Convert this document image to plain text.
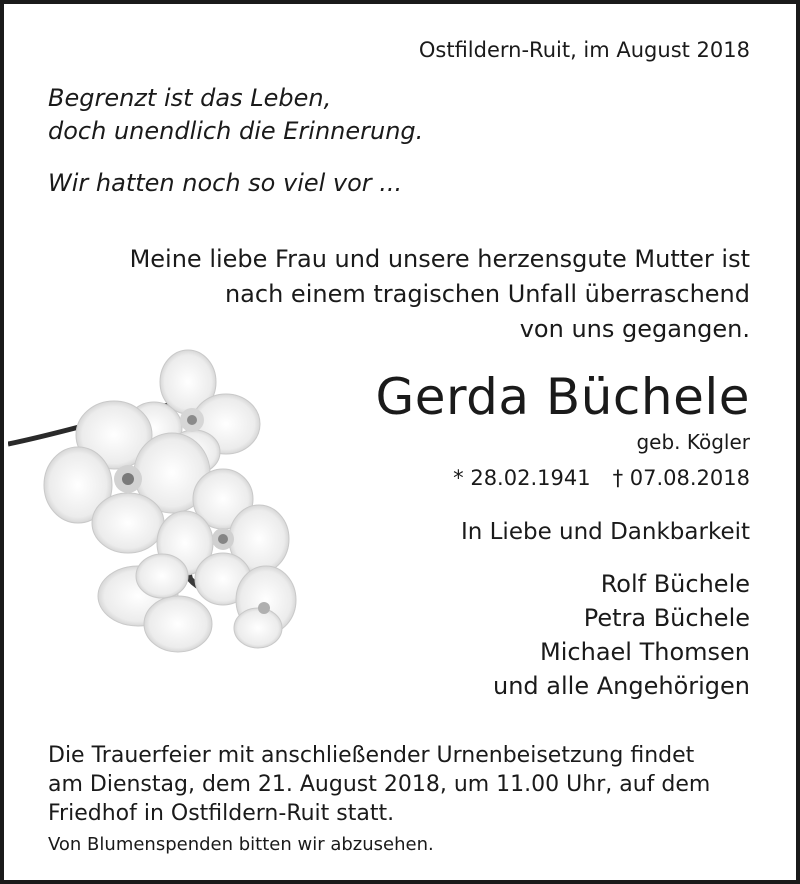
Ostfildern-Ruit, im August 2018
Begrenzt ist das Leben,
doch unendlich die Erinnerung.
Wir hatten noch so viel vor ...
Meine liebe Frau und unsere herzensgute Mutter ist
nach einem tragischen Unfall überraschend
von uns gegangen.
Gerda Büchele
geb. Kögler
* 28.02.1941 † 07.08.2018
In Liebe und Dankbarkeit
Rolf Büchele
Petra Büchele
Michael Thomsen
und alle Angehörigen
Die Trauerfeier mit anschließender Urnenbeisetzung findet
am Dienstag, dem 21. August 2018, um 11.00 Uhr, auf dem
Friedhof in Ostfildern-Ruit statt.
Von Blumenspenden bitten wir abzusehen.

----

Aim of the exercise:
Check each line in the records for the word "Büchele" and say how many have it, with nothing else.

Output below:
3